The request ▸
The listing below should be written out exactly; please include all of it.

Data provided ▸
####

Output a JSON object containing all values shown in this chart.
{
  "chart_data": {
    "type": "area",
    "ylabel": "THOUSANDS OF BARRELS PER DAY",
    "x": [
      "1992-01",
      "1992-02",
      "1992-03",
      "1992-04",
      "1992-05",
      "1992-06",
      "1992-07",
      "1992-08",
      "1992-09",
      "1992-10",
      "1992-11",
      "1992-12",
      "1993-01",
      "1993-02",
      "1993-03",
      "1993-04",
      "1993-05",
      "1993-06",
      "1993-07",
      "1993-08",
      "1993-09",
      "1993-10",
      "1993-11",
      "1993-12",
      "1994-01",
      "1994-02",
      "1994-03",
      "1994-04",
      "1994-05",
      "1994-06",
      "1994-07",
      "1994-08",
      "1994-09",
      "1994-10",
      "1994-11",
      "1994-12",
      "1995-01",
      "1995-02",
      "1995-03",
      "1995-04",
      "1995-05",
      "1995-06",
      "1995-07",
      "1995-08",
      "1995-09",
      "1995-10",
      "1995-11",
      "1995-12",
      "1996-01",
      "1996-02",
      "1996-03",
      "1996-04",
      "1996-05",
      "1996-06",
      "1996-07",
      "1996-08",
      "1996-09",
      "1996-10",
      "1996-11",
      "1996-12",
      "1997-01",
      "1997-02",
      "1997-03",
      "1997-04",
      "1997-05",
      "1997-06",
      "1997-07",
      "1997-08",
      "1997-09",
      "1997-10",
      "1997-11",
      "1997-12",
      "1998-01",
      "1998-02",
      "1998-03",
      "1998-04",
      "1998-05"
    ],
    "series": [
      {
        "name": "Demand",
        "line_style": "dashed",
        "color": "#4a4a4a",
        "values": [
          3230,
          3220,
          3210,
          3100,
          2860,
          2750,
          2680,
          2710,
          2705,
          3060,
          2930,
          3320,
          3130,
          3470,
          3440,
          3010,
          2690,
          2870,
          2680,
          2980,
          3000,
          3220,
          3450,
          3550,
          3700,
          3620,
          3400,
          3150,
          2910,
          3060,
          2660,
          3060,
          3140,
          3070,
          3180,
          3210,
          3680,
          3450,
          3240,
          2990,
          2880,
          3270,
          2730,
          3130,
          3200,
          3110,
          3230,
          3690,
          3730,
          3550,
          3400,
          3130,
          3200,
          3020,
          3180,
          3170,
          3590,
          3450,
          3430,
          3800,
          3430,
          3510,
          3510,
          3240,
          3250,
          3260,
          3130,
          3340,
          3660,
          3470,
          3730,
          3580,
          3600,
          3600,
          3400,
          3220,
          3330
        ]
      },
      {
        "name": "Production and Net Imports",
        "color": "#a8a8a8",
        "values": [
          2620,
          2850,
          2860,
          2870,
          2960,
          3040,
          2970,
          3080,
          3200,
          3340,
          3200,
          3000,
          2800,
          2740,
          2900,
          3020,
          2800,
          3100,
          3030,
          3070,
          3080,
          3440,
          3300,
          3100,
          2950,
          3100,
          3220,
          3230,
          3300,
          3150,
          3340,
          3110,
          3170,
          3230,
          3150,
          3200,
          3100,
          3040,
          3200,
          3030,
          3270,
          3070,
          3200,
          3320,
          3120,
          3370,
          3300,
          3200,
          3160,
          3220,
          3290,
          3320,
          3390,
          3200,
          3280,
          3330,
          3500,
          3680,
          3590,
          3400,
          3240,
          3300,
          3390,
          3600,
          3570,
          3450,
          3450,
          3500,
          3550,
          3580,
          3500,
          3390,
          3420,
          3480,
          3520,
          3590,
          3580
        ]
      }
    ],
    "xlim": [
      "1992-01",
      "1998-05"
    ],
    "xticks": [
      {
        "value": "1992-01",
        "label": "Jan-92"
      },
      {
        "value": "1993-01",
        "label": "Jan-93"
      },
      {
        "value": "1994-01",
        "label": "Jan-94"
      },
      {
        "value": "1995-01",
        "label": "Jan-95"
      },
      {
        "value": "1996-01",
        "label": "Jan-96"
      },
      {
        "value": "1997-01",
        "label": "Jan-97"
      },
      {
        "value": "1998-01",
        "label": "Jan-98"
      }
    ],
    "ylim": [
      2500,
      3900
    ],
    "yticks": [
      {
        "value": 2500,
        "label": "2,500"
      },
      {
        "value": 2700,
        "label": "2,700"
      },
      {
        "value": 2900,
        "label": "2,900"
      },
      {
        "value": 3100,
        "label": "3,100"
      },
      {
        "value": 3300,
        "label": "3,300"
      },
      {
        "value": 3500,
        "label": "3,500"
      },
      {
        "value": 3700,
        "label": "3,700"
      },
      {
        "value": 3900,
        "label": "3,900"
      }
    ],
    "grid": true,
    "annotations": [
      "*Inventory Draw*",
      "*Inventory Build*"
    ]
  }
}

####

Reply ▸
Output a JSON object containing all values shown in this chart.
{
  "chart_data": {
    "type": "area",
    "ylabel": "THOUSANDS OF BARRELS PER DAY",
    "x": [
      "1992-01",
      "1992-02",
      "1992-03",
      "1992-04",
      "1992-05",
      "1992-06",
      "1992-07",
      "1992-08",
      "1992-09",
      "1992-10",
      "1992-11",
      "1992-12",
      "1993-01",
      "1993-02",
      "1993-03",
      "1993-04",
      "1993-05",
      "1993-06",
      "1993-07",
      "1993-08",
      "1993-09",
      "1993-10",
      "1993-11",
      "1993-12",
      "1994-01",
      "1994-02",
      "1994-03",
      "1994-04",
      "1994-05",
      "1994-06",
      "1994-07",
      "1994-08",
      "1994-09",
      "1994-10",
      "1994-11",
      "1994-12",
      "1995-01",
      "1995-02",
      "1995-03",
      "1995-04",
      "1995-05",
      "1995-06",
      "1995-07",
      "1995-08",
      "1995-09",
      "1995-10",
      "1995-11",
      "1995-12",
      "1996-01",
      "1996-02",
      "1996-03",
      "1996-04",
      "1996-05",
      "1996-06",
      "1996-07",
      "1996-08",
      "1996-09",
      "1996-10",
      "1996-11",
      "1996-12",
      "1997-01",
      "1997-02",
      "1997-03",
      "1997-04",
      "1997-05",
      "1997-06",
      "1997-07",
      "1997-08",
      "1997-09",
      "1997-10",
      "1997-11",
      "1997-12",
      "1998-01",
      "1998-02",
      "1998-03",
      "1998-04",
      "1998-05"
    ],
    "series": [
      {
        "name": "Demand",
        "line_style": "dashed",
        "color": "#4a4a4a",
        "values": [
          3230,
          3220,
          3210,
          3100,
          2860,
          2750,
          2680,
          2710,
          2705,
          3060,
          2930,
          3320,
          3130,
          3470,
          3440,
          3010,
          2690,
          2870,
          2680,
          2980,
          3000,
          3220,
          3450,
          3550,
          3700,
          3620,
          3400,
          3150,
          2910,
          3060,
          2660,
          3060,
          3140,
          3070,
          3180,
          3210,
          3680,
          3450,
          3240,
          2990,
          2880,
          3270,
          2730,
          3130,
          3200,
          3110,
          3230,
          3690,
          3730,
          3550,
          3400,
          3130,
          3200,
          3020,
          3180,
          3170,
          3590,
          3450,
          3430,
          3800,
          3430,
          3510,
          3510,
          3240,
          3250,
          3260,
          3130,
          3340,
          3660,
          3470,
          3730,
          3580,
          3600,
          3600,
          3400,
          3220,
          3330
        ]
      },
      {
        "name": "Production and Net Imports",
        "color": "#a8a8a8",
        "values": [
          2620,
          2850,
          2860,
          2870,
          2960,
          3040,
          2970,
          3080,
          3200,
          3340,
          3200,
          3000,
          2800,
          2740,
          2900,
          3020,
          2800,
          3100,
          3030,
          3070,
          3080,
          3440,
          3300,
          3100,
          2950,
          3100,
          3220,
          3230,
          3300,
          3150,
          3340,
          3110,
          3170,
          3230,
          3150,
          3200,
          3100,
          3040,
          3200,
          3030,
          3270,
          3070,
          3200,
          3320,
          3120,
          3370,
          3300,
          3200,
          3160,
          3220,
          3290,
          3320,
          3390,
          3200,
          3280,
          3330,
          3500,
          3680,
          3590,
          3400,
          3240,
          3300,
          3390,
          3600,
          3570,
          3450,
          3450,
          3500,
          3550,
          3580,
          3500,
          3390,
          3420,
          3480,
          3520,
          3590,
          3580
        ]
      }
    ],
    "xlim": [
      "1992-01",
      "1998-05"
    ],
    "xticks": [
      {
        "value": "1992-01",
        "label": "Jan-92"
      },
      {
        "value": "1993-01",
        "label": "Jan-93"
      },
      {
        "value": "1994-01",
        "label": "Jan-94"
      },
      {
        "value": "1995-01",
        "label": "Jan-95"
      },
      {
        "value": "1996-01",
        "label": "Jan-96"
      },
      {
        "value": "1997-01",
        "label": "Jan-97"
      },
      {
        "value": "1998-01",
        "label": "Jan-98"
      }
    ],
    "ylim": [
      2500,
      3900
    ],
    "yticks": [
      {
        "value": 2500,
        "label": "2,500"
      },
      {
        "value": 2700,
        "label": "2,700"
      },
      {
        "value": 2900,
        "label": "2,900"
      },
      {
        "value": 3100,
        "label": "3,100"
      },
      {
        "value": 3300,
        "label": "3,300"
      },
      {
        "value": 3500,
        "label": "3,500"
      },
      {
        "value": 3700,
        "label": "3,700"
      },
      {
        "value": 3900,
        "label": "3,900"
      }
    ],
    "grid": true,
    "annotations": [
      "*Inventory Draw*",
      "*Inventory Build*"
    ]
  }
}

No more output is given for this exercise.